▶ **Extract**
Tehran responded with pledges of retaliation against US naval forces. Crude futures jumped on the news. And crypto, which has been increasingly correlated with macro risk sentiment, dropped in sympathy.

Why does the Strait of Hormuz matter to crypto traders? Because that waterway handles roughly 20% of global seaborne oil. Any disruption there sends shockwaves through energy markets, inflation expectations, and risk appetite worldwide. Iran issued conflicting signals over the weekend about potentially closing the strait. That whipsaw uncertainty triggered brief relief rallies followed by profit-taking near resistance, exactly the choppy action we’re seeing today.

USS Spruance seizes Iranian vessel Touska rattling crypto and oil markets

Wednesday’s ceasefire deadline adds even more pressure. President Trump has reportedly threatened strikes on Iran’s power grid if talks stall, which keeps traders on edge.

Bitcoin Loses the $75,511 Support Level

Bitcoin currently trades near $74,608, down 2.21% from yesterday’s high. That puts it in a delicate spot technically.

Last week, BTC tested $78,392, a trend-based Fibonacci extension from the February 24 swing low. That level also connects the March 17 high to the March 29 retracement, making it a meaningful zone. Price failed exactly there.

Since that rejection, Bitcoin has lost $75,511, which was the 0.786 Fibonacci support. Now it’s sitting just above $73,249, the 0.618 Fibonacci floor. Interestingly, that level lines up directly with the total market cap’s own 0.618 support. When two major assets share the same decision point, it tends to amplify the significance of a potential break.

If $73,249 holds, the recovery story stays intact. If it breaks, $70,072 and $68,106 become the next levels to watch. The timeline on all of this is tight, with Wednesday’s geopolitical deadline looming.

▶ **Information provided**
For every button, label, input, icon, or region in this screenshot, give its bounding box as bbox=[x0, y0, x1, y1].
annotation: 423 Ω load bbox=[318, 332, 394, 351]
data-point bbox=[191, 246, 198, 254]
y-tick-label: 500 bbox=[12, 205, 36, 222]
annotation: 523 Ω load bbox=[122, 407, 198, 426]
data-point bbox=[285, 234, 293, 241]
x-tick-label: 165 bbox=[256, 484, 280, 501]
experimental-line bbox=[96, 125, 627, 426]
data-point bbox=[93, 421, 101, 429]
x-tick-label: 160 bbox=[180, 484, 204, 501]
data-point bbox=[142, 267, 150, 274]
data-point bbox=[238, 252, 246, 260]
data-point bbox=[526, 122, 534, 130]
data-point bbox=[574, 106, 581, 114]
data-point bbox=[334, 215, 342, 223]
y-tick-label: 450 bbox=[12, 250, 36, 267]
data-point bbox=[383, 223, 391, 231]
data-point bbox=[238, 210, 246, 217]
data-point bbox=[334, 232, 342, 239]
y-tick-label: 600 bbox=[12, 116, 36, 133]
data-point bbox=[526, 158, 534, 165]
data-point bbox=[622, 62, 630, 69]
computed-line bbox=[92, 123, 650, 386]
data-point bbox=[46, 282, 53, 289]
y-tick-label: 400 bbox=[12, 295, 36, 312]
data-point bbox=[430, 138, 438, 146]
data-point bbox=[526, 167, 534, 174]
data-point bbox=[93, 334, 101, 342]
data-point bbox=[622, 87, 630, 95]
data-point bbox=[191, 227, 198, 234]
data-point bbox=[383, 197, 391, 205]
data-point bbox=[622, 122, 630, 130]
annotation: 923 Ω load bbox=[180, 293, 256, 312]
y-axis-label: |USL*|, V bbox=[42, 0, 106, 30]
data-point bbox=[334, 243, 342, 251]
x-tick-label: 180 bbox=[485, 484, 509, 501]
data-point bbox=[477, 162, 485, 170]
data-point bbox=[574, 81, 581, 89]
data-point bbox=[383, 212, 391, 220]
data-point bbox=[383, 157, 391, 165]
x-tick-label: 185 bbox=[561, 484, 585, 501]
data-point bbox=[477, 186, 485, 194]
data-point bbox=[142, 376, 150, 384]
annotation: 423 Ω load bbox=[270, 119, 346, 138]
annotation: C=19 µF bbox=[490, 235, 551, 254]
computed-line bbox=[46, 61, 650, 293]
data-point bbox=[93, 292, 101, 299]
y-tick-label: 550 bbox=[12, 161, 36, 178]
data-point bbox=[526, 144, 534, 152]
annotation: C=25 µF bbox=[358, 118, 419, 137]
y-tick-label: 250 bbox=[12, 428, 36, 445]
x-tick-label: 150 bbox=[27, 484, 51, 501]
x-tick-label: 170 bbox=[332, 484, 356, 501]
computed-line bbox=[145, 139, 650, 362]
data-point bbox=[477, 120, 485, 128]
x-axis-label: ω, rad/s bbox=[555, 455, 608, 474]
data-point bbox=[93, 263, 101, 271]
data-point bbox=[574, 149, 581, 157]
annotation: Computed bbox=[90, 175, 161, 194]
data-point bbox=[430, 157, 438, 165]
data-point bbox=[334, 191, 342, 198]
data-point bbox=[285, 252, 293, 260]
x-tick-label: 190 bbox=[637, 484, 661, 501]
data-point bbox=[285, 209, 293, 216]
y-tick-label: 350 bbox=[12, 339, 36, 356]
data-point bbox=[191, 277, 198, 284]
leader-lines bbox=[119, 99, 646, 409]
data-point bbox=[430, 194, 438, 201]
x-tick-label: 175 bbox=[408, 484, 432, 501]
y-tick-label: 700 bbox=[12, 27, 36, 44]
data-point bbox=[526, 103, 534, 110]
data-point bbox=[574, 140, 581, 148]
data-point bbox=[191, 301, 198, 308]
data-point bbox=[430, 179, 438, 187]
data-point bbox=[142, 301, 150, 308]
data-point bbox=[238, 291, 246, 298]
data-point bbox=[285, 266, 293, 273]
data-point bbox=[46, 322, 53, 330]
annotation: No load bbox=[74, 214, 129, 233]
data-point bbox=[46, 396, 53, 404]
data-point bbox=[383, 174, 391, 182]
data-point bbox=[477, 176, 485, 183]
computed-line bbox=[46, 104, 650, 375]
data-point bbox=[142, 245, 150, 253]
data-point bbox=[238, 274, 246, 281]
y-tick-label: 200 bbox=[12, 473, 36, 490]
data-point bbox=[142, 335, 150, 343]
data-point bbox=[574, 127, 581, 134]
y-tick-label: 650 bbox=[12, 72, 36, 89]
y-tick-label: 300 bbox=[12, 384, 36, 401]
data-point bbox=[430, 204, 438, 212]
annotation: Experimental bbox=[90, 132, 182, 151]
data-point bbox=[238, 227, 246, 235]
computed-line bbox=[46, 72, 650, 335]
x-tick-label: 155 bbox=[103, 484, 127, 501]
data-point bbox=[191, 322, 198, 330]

▶ **Problem 1**
List every dollar amount that the Bitcoin article gives, in the order they appear.
▶ **Problem 2**
Copy the stretch of the Bitcoin article from "Wednesday’s ceasefire deadline" through "delicate spot technically.".
▶ **Problem 3**
Carry on the Bitcoin article from the point where it stops.
The rows are drawn from a separate source, unrelated to the Bitcoin article.

▶ **Exercise answer 1**
$75,511
$74,608
$78,392
$73,249
$70,072
$68,106

▶ **Exercise answer 2**
Wednesday’s ceasefire deadline adds even more pressure. President Trump has reportedly threatened strikes on Iran’s power grid if talks stall, which keeps traders on edge.

Bitcoin Loses the $75,511 Support Level

Bitcoin currently trades near $74,608, down 2.21% from yesterday’s high. That puts it in a delicate spot technically.

▶ **Exercise answer 3**
Total crypto market cap trading inside rising parallel channel with Fibonacci support

MemeCore Takes a Breather After a 299% Rally

MemeCore (M) is today’s biggest loser among the top 20 coins, down about 9% to $3.07. That sounds alarming. But the context matters a lot here.

Between February 19 and April 18, MemeCore rallied 299%. That’s not a typo. After a move like that, some consolidation isn’t just normal, it’s healthy. And importantly, the selling is happening inside what looks like a textbook bull flag formation.

A bull flag forms when a sharp rally pauses and consolidates in a relatively tight, slightly downward-sloping channel. Volume on the red candles has been fading, which is exactly what you want to see in a bull flag before an upside resolution. The pattern suggests the pullback is a pause, not a reversal.

For MemeCore bulls, the key level to watch is $3.59, the 0.236 Fibonacci. A move above that breaks the flag upward, with $4.94 as the next major target, roughly 37% above current price. On the downside, losing $2.76 weakens the pattern meaningfully, and a break below $1.61 would invalidate the bullish thesis entirely.

USS Spruance seizes Iranian cargo ship Touska near Strait of Hormuz

One More Story Worth Watching: Ethereum and the KelpDAO Contagion

Trader Ansem made waves this weekend arguing that Ethereum is in a worse position in 2026 than it was in 2023. The argument centers on Solana’s growing dominance, Hyperliquid’s lead in perpetual trading, and fading traction for rollup scaling solutions. It’s a bearish take that’s generating real debate.

Meanwhile, the KelpDAO rsETH exploit has spread to Solana. Kamino’s USDC Prime Market hit 100% utilization with zero available liquidity, a sign of contagion stress that the broader DeFi ecosystem is still processing.

Neither story has fully resolved. And that uncertainty is part of why the market is bouncing without conviction.

The bigger picture here is a market caught between two forces: a genuine technical uptrend since February, and a macro environment that keeps throwing curveballs. The channel structure is still intact, Bitcoin’s key support levels are still holding, and MemeCore’s bull flag still looks valid. But traders are clearly waiting to see how the Hormuz situation develops before committing to the next move.

Wednesday could be the day everything clarifies. Or it could add another layer of complexity. Either way, this week is one to watch closely.